━━━━━ Text shown

There are several issues here

Issue 1) The closure gets multiple entry points. The phi node for the parameter should get Redefinition(vp, {Uint8List}) and AssertAssignable(vp, Uint8List) as inputs, but it does not. i.e. AssertAssignable is not used via data-dependency-for-control-dependency.

This can be fixed by:

diff --git a/runtime/vm/compiler/frontend/kernel_to_il.cc b/runtime/vm/compiler/frontend/kernel_to_il.cc
index 5ff3f4325c2..3af403e51b9 100644
--- a/runtime/vm/compiler/frontend/kernel_to_il.cc
+++ b/runtime/vm/compiler/frontend/kernel_to_il.cc
@@ -1822,8 +1822,9 @@ void FlowGraphBuilder::BuildArgumentTypeChecks(
     Fragment* checks = is_covariant ? explicit_checks : implicit_checks;

     *checks += LoadLocal(param);
-    *checks += CheckAssignable(*target_type, name,
-                               AssertAssignableInstr::kParameterCheck);
+    *checks += AssertAssignableLoadTypeArguments(TokenPosition::kNoSource,
+                                                      *target_type, name, AssertAssignableInstr::kParameterCheck);
+    *checks += StoreLocal(param);
     *checks += Drop();

     if (!is_covariant && implicit_redefinitions != nullptr && optimizing_) {

Issue 2) Even with the above fix, a Canonicalize pass will remove data-dependency-for-control-dependency when removing the phi node in PhiInstr::Canonicalize by fully unwrapping both inputs

Issue 3) The TypedData optimizer uses the CompileType of the input definition rather than (the potentially more precise) type of the input Value, which can be fixed by:

diff --git a/runtime/vm/compiler/call_specializer.cc b/runtime/vm/compiler/call_specializer.cc
index 2c7f4dcd64d..d555f8b51eb 100644
--- a/runtime/vm/compiler/call_specializer.cc
+++ b/runtime/vm/compiler/call_specializer.cc
@@ -1571,16 +1571,16 @@ void TypedDataSpecializer::TryInlineCall(TemplateDartCall<0>* call) {

     const intptr_t receiver_index = call->FirstArgIndex();

-    CompileType* receiver_type = call->ArgumentAt(receiver_index + 0)->Type();
+    CompileType* receiver_type = call->ArgumentValueAt(receiver_index + 0)->Type();

     CompileType* index_type = nullptr;
     if (is_index_get || is_index_set) {
-      index_type = call->ArgumentAt(receiver_index + 1)->Type();
+      index_type = call->ArgumentValueAt(receiver_index + 1)->Type();
     }

     CompileType* value_type = nullptr;
     if (is_index_set) {
-      value_type = call->ArgumentAt(receiver_index + 2)->Type();
+      value_type = call->ArgumentValueAt(receiver_index + 2)->Type();
     }

     auto& type_class = Class::Handle(zone_);

@mraleph Does the Issue 2 above look like a problem to you (i.e. the fact that we remove control-dependency-as-data-dependency chains during canonicalize)?

━━━━━━━━━━

Task instructions: Continue the post on the three compiler issues, starting after its last sentence.

━━━━━ Data block

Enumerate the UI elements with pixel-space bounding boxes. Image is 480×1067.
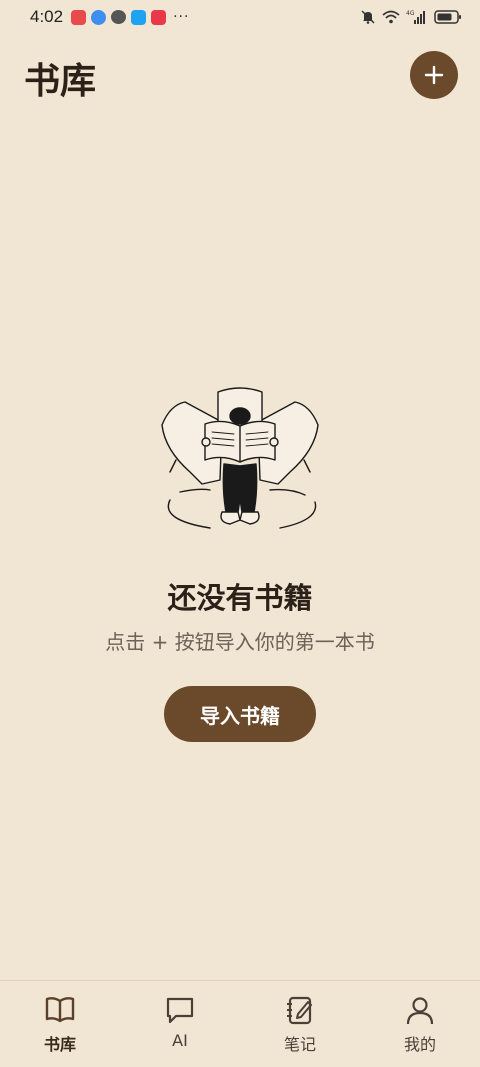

━━━━━━━━━━

Result of the task:
mkustermann on 30 Sep 2020

The original performance problem should be fixed in master now.

mkustermann on 2 Oct 2020

🎉1

@boukeversteegh thanks for reporting this. It would be great if you could re-measure and report an updated table here!

mit-mit on 2 Oct 2020

Does the following release contain the fix?

https://storage.googleapis.com/dart-archive/channels/dev/release/2.11.0-180.0.dev/sdk/dartsdk-windows-x64-release.zip

Because I'm not sure I'm using the correct release, I just did a very quick rerun comparing the old version with the latest dev.
I ran each test just once. Results seem to indicate that I'm not running the correct release...

If its the correct release, I will run with best out of 4, and include the dart vm results.

Native performance (Windows)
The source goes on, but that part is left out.